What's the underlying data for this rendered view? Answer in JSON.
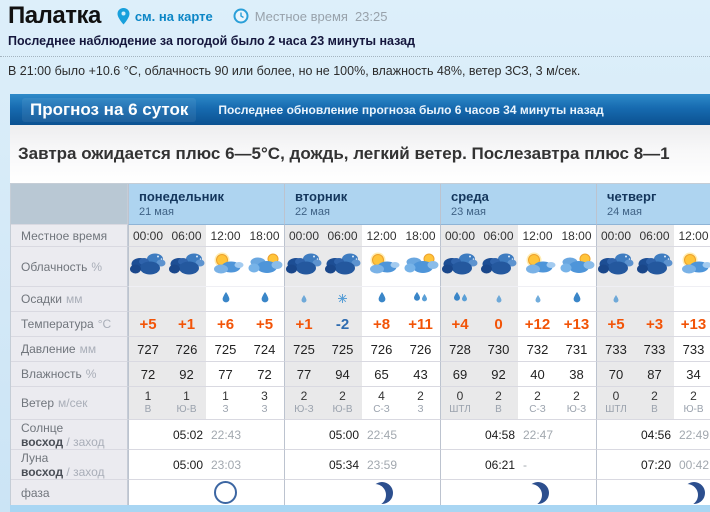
{
  "header": {
    "title": "Палатка",
    "map_link": "см. на карте",
    "local_time_label": "Местное время",
    "local_time": "23:25",
    "last_observation": "Последнее наблюдение за погодой было 2 часа 23 минуты назад",
    "current_conditions": "В 21:00 было +10.6 °C, облачность 90 или более, но не 100%, влажность 48%, ветер ЗСЗ, 3 м/сек."
  },
  "banner": {
    "title": "Прогноз на 6 суток",
    "subtitle": "Последнее обновление прогноза было 6 часов 34 минуты назад"
  },
  "summary": "Завтра ожидается плюс 6—5°C, дождь, легкий ветер. Послезавтра плюс 8—1",
  "colors": {
    "accent_link": "#0c86c6",
    "banner_top": "#2e8ac9",
    "banner_bottom": "#0b5191",
    "temp_positive": "#f25408",
    "temp_negative": "#2f6cb0",
    "day_header_bg": "#aed4f0",
    "night_cell_bg": "#e9e9ea",
    "page_bg": "#d2e8f7"
  },
  "table": {
    "row_labels": {
      "time": "Местное время",
      "cloud": "Облачность",
      "cloud_unit": "%",
      "precip": "Осадки",
      "precip_unit": "мм",
      "temp": "Температура",
      "temp_unit": "°C",
      "pressure": "Давление",
      "pressure_unit": "мм",
      "humidity": "Влажность",
      "humidity_unit": "%",
      "wind": "Ветер",
      "wind_unit": "м/сек",
      "sun": "Солнце",
      "moon": "Луна",
      "rise": "восход",
      "set": "заход",
      "phase": "фаза"
    },
    "days": [
      {
        "name": "понедельник",
        "date": "21 мая",
        "times": [
          "00:00",
          "06:00",
          "12:00",
          "18:00"
        ],
        "night": [
          true,
          true,
          false,
          false
        ],
        "cloud_icons": [
          "dark-clouds",
          "dark-clouds",
          "sun-cloud",
          "clouds-sun"
        ],
        "precip_icons": [
          "",
          "",
          "raindrop",
          "raindrop"
        ],
        "temps": [
          "+5",
          "+1",
          "+6",
          "+5"
        ],
        "pressure": [
          "727",
          "726",
          "725",
          "724"
        ],
        "humidity": [
          "72",
          "92",
          "77",
          "72"
        ],
        "wind_speed": [
          "1",
          "1",
          "1",
          "3"
        ],
        "wind_dir": [
          "В",
          "Ю-В",
          "З",
          "З"
        ],
        "sun_rise": "05:02",
        "sun_set": "22:43",
        "moon_rise": "05:00",
        "moon_set": "23:03",
        "phase": "new-moon"
      },
      {
        "name": "вторник",
        "date": "22 мая",
        "times": [
          "00:00",
          "06:00",
          "12:00",
          "18:00"
        ],
        "night": [
          true,
          true,
          false,
          false
        ],
        "cloud_icons": [
          "dark-clouds",
          "dark-clouds",
          "sun-cloud",
          "clouds-sun"
        ],
        "precip_icons": [
          "raindrop-small",
          "snowflake",
          "raindrop",
          "raindrops"
        ],
        "temps": [
          "+1",
          "-2",
          "+8",
          "+11"
        ],
        "pressure": [
          "725",
          "725",
          "726",
          "726"
        ],
        "humidity": [
          "77",
          "94",
          "65",
          "43"
        ],
        "wind_speed": [
          "2",
          "2",
          "4",
          "2"
        ],
        "wind_dir": [
          "Ю-З",
          "Ю-В",
          "С-З",
          "З"
        ],
        "sun_rise": "05:00",
        "sun_set": "22:45",
        "moon_rise": "05:34",
        "moon_set": "23:59",
        "phase": "crescent-moon"
      },
      {
        "name": "среда",
        "date": "23 мая",
        "times": [
          "00:00",
          "06:00",
          "12:00",
          "18:00"
        ],
        "night": [
          true,
          true,
          false,
          false
        ],
        "cloud_icons": [
          "dark-clouds",
          "dark-clouds",
          "sun-cloud",
          "clouds-sun"
        ],
        "precip_icons": [
          "raindrops",
          "raindrop-small",
          "raindrop-small",
          "raindrop"
        ],
        "temps": [
          "+4",
          "0",
          "+12",
          "+13"
        ],
        "pressure": [
          "728",
          "730",
          "732",
          "731"
        ],
        "humidity": [
          "69",
          "92",
          "40",
          "38"
        ],
        "wind_speed": [
          "0",
          "2",
          "2",
          "2"
        ],
        "wind_dir": [
          "ШТЛ",
          "В",
          "С-З",
          "Ю-З"
        ],
        "sun_rise": "04:58",
        "sun_set": "22:47",
        "moon_rise": "06:21",
        "moon_set": "-",
        "phase": "crescent-moon"
      },
      {
        "name": "четверг",
        "date": "24 мая",
        "times": [
          "00:00",
          "06:00",
          "12:00"
        ],
        "night": [
          true,
          true,
          false
        ],
        "cloud_icons": [
          "dark-clouds",
          "dark-clouds",
          "sun-cloud"
        ],
        "precip_icons": [
          "raindrop-small",
          "",
          ""
        ],
        "temps": [
          "+5",
          "+3",
          "+13"
        ],
        "pressure": [
          "733",
          "733",
          "733"
        ],
        "humidity": [
          "70",
          "87",
          "34"
        ],
        "wind_speed": [
          "0",
          "2",
          "2"
        ],
        "wind_dir": [
          "ШТЛ",
          "В",
          "Ю-В"
        ],
        "sun_rise": "04:56",
        "sun_set": "22:49",
        "moon_rise": "07:20",
        "moon_set": "00:42",
        "phase": "crescent-moon"
      }
    ]
  }
}
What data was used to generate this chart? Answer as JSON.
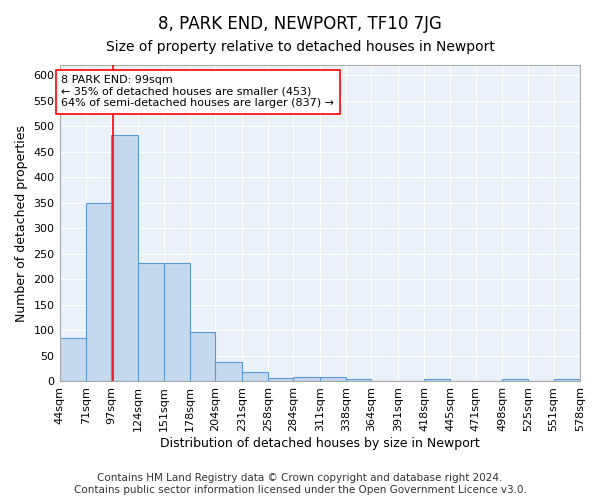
{
  "title": "8, PARK END, NEWPORT, TF10 7JG",
  "subtitle": "Size of property relative to detached houses in Newport",
  "xlabel": "Distribution of detached houses by size in Newport",
  "ylabel": "Number of detached properties",
  "bar_color": "#c5d8ed",
  "bar_edge_color": "#5b9bd5",
  "background_color": "#eaf1f8",
  "grid_color": "#ffffff",
  "red_line_x": 99,
  "annotation_text": "8 PARK END: 99sqm\n← 35% of detached houses are smaller (453)\n64% of semi-detached houses are larger (837) →",
  "bin_edges": [
    44,
    71,
    97,
    124,
    151,
    178,
    204,
    231,
    258,
    284,
    311,
    338,
    364,
    391,
    418,
    445,
    471,
    498,
    525,
    551,
    578
  ],
  "bar_heights": [
    85,
    350,
    483,
    232,
    232,
    97,
    38,
    18,
    7,
    8,
    8,
    5,
    0,
    0,
    5,
    0,
    0,
    5,
    0,
    5
  ],
  "ylim": [
    0,
    620
  ],
  "yticks": [
    0,
    50,
    100,
    150,
    200,
    250,
    300,
    350,
    400,
    450,
    500,
    550,
    600
  ],
  "footnote": "Contains HM Land Registry data © Crown copyright and database right 2024.\nContains public sector information licensed under the Open Government Licence v3.0.",
  "footnote_fontsize": 7.5,
  "title_fontsize": 12,
  "subtitle_fontsize": 10,
  "xlabel_fontsize": 9,
  "ylabel_fontsize": 9
}
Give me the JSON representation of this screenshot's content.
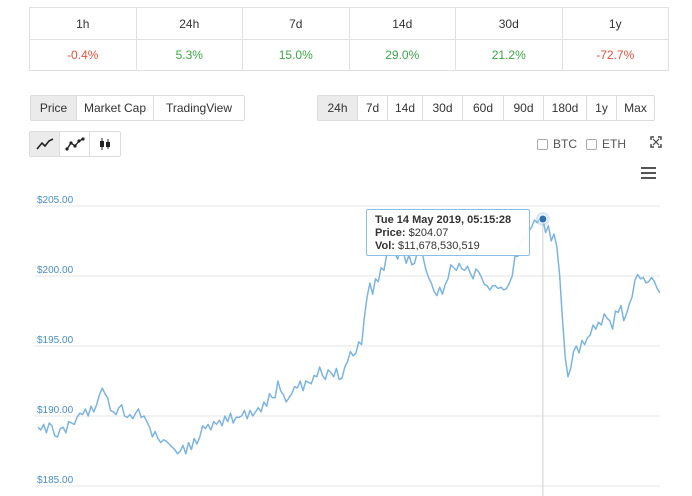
{
  "performance": {
    "headers": [
      "1h",
      "24h",
      "7d",
      "14d",
      "30d",
      "1y"
    ],
    "values": [
      "-0.4%",
      "5.3%",
      "15.0%",
      "29.0%",
      "21.2%",
      "-72.7%"
    ]
  },
  "metric_buttons": [
    "Price",
    "Market Cap",
    "TradingView"
  ],
  "active_metric": "Price",
  "range_buttons": [
    "24h",
    "7d",
    "14d",
    "30d",
    "60d",
    "90d",
    "180d",
    "1y",
    "Max"
  ],
  "active_range": "24h",
  "chart_type_icons": [
    "line-chart-icon",
    "line-with-markers-icon",
    "candlestick-icon"
  ],
  "compare": {
    "btc": "BTC",
    "eth": "ETH"
  },
  "icons": {
    "fullscreen": "fullscreen-icon",
    "menu": "hamburger-menu-icon"
  },
  "colors": {
    "negative": "#e15241",
    "positive": "#3ea54a",
    "line": "#7db4de",
    "axis_label": "#4a8fc5"
  },
  "tooltip": {
    "date": "Tue 14 May 2019, 05:15:28",
    "price_label": "Price:",
    "price_value": "$204.07",
    "vol_label": "Vol:",
    "vol_value": "$11,678,530,519"
  },
  "chart_data": {
    "type": "line",
    "title": "",
    "xlabel": "",
    "ylabel": "",
    "ylim": [
      185,
      205
    ],
    "yticks": [
      205,
      200,
      195,
      190,
      185
    ],
    "ytick_labels": [
      "$205.00",
      "$200.00",
      "$195.00",
      "$190.00",
      "$185.00"
    ],
    "grid": true,
    "highlighted_point": {
      "price": 204.07
    },
    "series": [
      {
        "values": [
          189.2,
          189.0,
          189.4,
          188.8,
          189.5,
          189.3,
          188.6,
          188.5,
          189.1,
          189.2,
          188.8,
          189.6,
          189.5,
          189.4,
          189.9,
          190.2,
          190.1,
          190.5,
          190.0,
          190.7,
          190.3,
          190.8,
          191.5,
          192.0,
          191.6,
          191.3,
          190.4,
          190.3,
          190.1,
          190.6,
          190.8,
          190.0,
          189.9,
          190.1,
          189.8,
          190.2,
          190.5,
          189.9,
          190.0,
          189.6,
          189.2,
          188.5,
          188.9,
          188.4,
          188.1,
          188.3,
          188.2,
          188.0,
          187.8,
          187.6,
          187.3,
          187.5,
          187.9,
          187.3,
          188.1,
          187.6,
          188.4,
          188.0,
          188.5,
          189.3,
          189.1,
          189.4,
          189.0,
          189.6,
          189.4,
          189.7,
          189.3,
          190.0,
          189.6,
          190.2,
          189.5,
          189.9,
          189.9,
          190.0,
          190.4,
          189.8,
          190.4,
          190.0,
          190.3,
          190.6,
          190.3,
          191.0,
          190.7,
          191.6,
          191.3,
          191.3,
          192.5,
          191.8,
          191.5,
          191.0,
          191.3,
          191.6,
          192.1,
          192.0,
          192.5,
          191.8,
          192.5,
          192.4,
          192.3,
          192.9,
          192.8,
          193.5,
          192.9,
          192.6,
          193.3,
          193.1,
          192.8,
          193.4,
          192.6,
          192.7,
          193.5,
          193.9,
          194.6,
          194.3,
          194.5,
          195.3,
          195.1,
          197.0,
          198.5,
          199.5,
          198.7,
          199.8,
          199.6,
          200.6,
          200.4,
          201.5,
          201.6,
          202.2,
          201.6,
          201.2,
          202.1,
          201.7,
          200.9,
          201.5,
          200.8,
          200.9,
          201.7,
          202.3,
          201.4,
          200.5,
          199.9,
          199.5,
          198.9,
          198.6,
          199.2,
          198.7,
          199.4,
          199.8,
          200.8,
          200.6,
          200.4,
          200.9,
          200.5,
          200.4,
          200.7,
          200.2,
          199.8,
          200.5,
          200.3,
          199.9,
          199.4,
          199.3,
          199.0,
          199.3,
          199.3,
          199.1,
          199.2,
          199.0,
          199.1,
          199.5,
          200.0,
          201.4,
          201.4,
          202.3,
          202.8,
          202.6,
          203.2,
          203.5,
          204.0,
          203.8,
          204.2,
          204.07,
          203.1,
          203.6,
          202.5,
          203.0,
          202.1,
          200.1,
          197.0,
          194.2,
          192.8,
          193.4,
          194.6,
          195.0,
          194.5,
          195.4,
          195.1,
          195.6,
          195.8,
          196.5,
          196.2,
          196.7,
          196.5,
          197.3,
          197.0,
          196.8,
          196.2,
          197.5,
          197.4,
          197.9,
          196.8,
          197.3,
          198.0,
          198.5,
          199.7,
          200.1,
          199.8,
          199.9,
          199.5,
          199.6,
          199.9,
          199.6,
          199.1,
          198.8
        ]
      }
    ]
  }
}
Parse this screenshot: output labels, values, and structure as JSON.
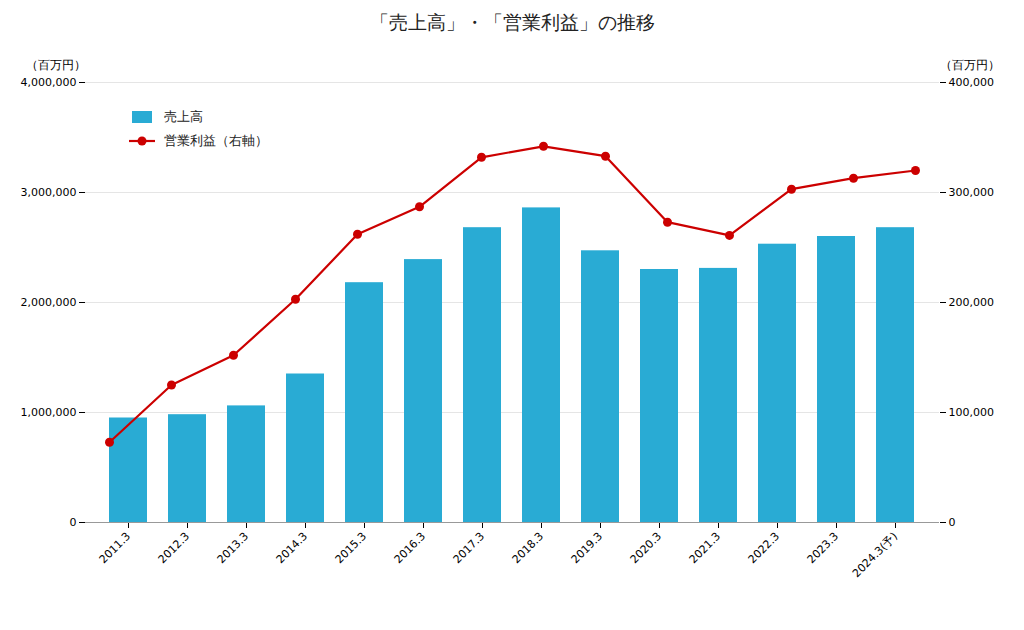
{
  "chart_data": {
    "type": "bar",
    "title": "「売上高」・「営業利益」の推移",
    "ylabel": "（百万円）",
    "y2label": "（百万円）",
    "categories": [
      "2011.3",
      "2012.3",
      "2013.3",
      "2014.3",
      "2015.3",
      "2016.3",
      "2017.3",
      "2018.3",
      "2019.3",
      "2020.3",
      "2021.3",
      "2022.3",
      "2023.3",
      "2024.3(予)"
    ],
    "series": [
      {
        "name": "売上高",
        "type": "bar",
        "color": "#29ABD4",
        "values": [
          950000,
          980000,
          1060000,
          1350000,
          2180000,
          2390000,
          2680000,
          2860000,
          2470000,
          2300000,
          2310000,
          2530000,
          2600000,
          2680000
        ]
      },
      {
        "name": "営業利益（右軸）",
        "type": "line",
        "color": "#CC0000",
        "marker": "circle",
        "line_style": "solid",
        "axis": "y2",
        "values": [
          73000,
          125000,
          152000,
          203000,
          262000,
          287000,
          332000,
          342000,
          333000,
          273000,
          261000,
          303000,
          313000,
          320000
        ]
      }
    ],
    "ylim": [
      0,
      4000000
    ],
    "yticks": [
      0,
      {
        "value": 1000000,
        "label": "1,000,000"
      },
      {
        "value": 2000000,
        "label": "2,000,000"
      },
      {
        "value": 3000000,
        "label": "3,000,000"
      },
      {
        "value": 4000000,
        "label": "4,000,000"
      }
    ],
    "y2lim": [
      0,
      400000
    ],
    "y2ticks": [
      0,
      {
        "value": 100000,
        "label": "100,000"
      },
      {
        "value": 200000,
        "label": "200,000"
      },
      {
        "value": 300000,
        "label": "300,000"
      },
      {
        "value": 400000,
        "label": "400,000"
      }
    ],
    "grid": true,
    "legend": "upper left"
  }
}
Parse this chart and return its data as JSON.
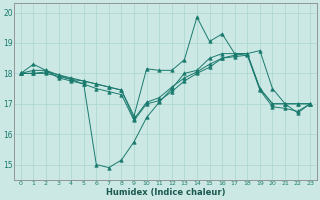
{
  "xlabel": "Humidex (Indice chaleur)",
  "bg_color": "#cce8e4",
  "grid_color": "#b0d8d2",
  "line_color": "#1a7a6e",
  "xlim": [
    -0.5,
    23.5
  ],
  "ylim": [
    14.5,
    20.3
  ],
  "yticks": [
    15,
    16,
    17,
    18,
    19,
    20
  ],
  "xticks": [
    0,
    1,
    2,
    3,
    4,
    5,
    6,
    7,
    8,
    9,
    10,
    11,
    12,
    13,
    14,
    15,
    16,
    17,
    18,
    19,
    20,
    21,
    22,
    23
  ],
  "lines": [
    {
      "x": [
        0,
        1,
        2,
        3,
        4,
        5,
        6,
        7,
        8,
        9,
        10,
        11,
        12,
        13,
        14,
        15,
        16,
        17,
        18,
        19,
        20,
        21,
        22,
        23
      ],
      "y": [
        18.0,
        18.3,
        18.1,
        17.95,
        17.8,
        17.75,
        17.65,
        17.55,
        17.45,
        16.6,
        18.15,
        18.1,
        18.1,
        18.45,
        19.85,
        19.05,
        19.3,
        18.65,
        18.65,
        18.75,
        17.5,
        17.0,
        17.0,
        17.0
      ]
    },
    {
      "x": [
        0,
        1,
        2,
        3,
        4,
        5,
        6,
        7,
        8,
        9,
        10,
        11,
        12,
        13,
        14,
        15,
        16,
        17,
        18,
        19,
        20,
        21,
        22,
        23
      ],
      "y": [
        18.0,
        18.1,
        18.1,
        17.85,
        17.75,
        17.65,
        15.0,
        14.9,
        15.15,
        15.75,
        16.55,
        17.05,
        17.5,
        18.0,
        18.1,
        18.5,
        18.65,
        18.65,
        18.65,
        17.5,
        17.0,
        17.0,
        16.7,
        17.0
      ]
    },
    {
      "x": [
        0,
        1,
        2,
        3,
        4,
        5,
        6,
        7,
        8,
        9,
        10,
        11,
        12,
        13,
        14,
        15,
        16,
        17,
        18,
        19,
        20,
        21,
        22,
        23
      ],
      "y": [
        18.0,
        18.0,
        18.05,
        17.95,
        17.85,
        17.75,
        17.65,
        17.55,
        17.45,
        16.5,
        17.05,
        17.2,
        17.55,
        17.85,
        18.05,
        18.3,
        18.5,
        18.6,
        18.65,
        17.5,
        17.0,
        17.0,
        17.0,
        17.0
      ]
    },
    {
      "x": [
        0,
        1,
        2,
        3,
        4,
        5,
        6,
        7,
        8,
        9,
        10,
        11,
        12,
        13,
        14,
        15,
        16,
        17,
        18,
        19,
        20,
        21,
        22,
        23
      ],
      "y": [
        18.0,
        18.0,
        18.0,
        17.9,
        17.8,
        17.65,
        17.5,
        17.4,
        17.3,
        16.45,
        17.0,
        17.1,
        17.4,
        17.75,
        18.0,
        18.2,
        18.5,
        18.55,
        18.6,
        17.45,
        16.9,
        16.85,
        16.75,
        17.0
      ]
    }
  ]
}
◆ ◆ ◆ ◆ ◆
Pick out every line above that holds the word "date" and copy it.

> [Finished task]:
        "date": "21 мая",
        "date": "22 мая",
        "date": "23 мая",
        "date": "24 мая",
    "date": "Tue 14 May 2019, 05:15:28",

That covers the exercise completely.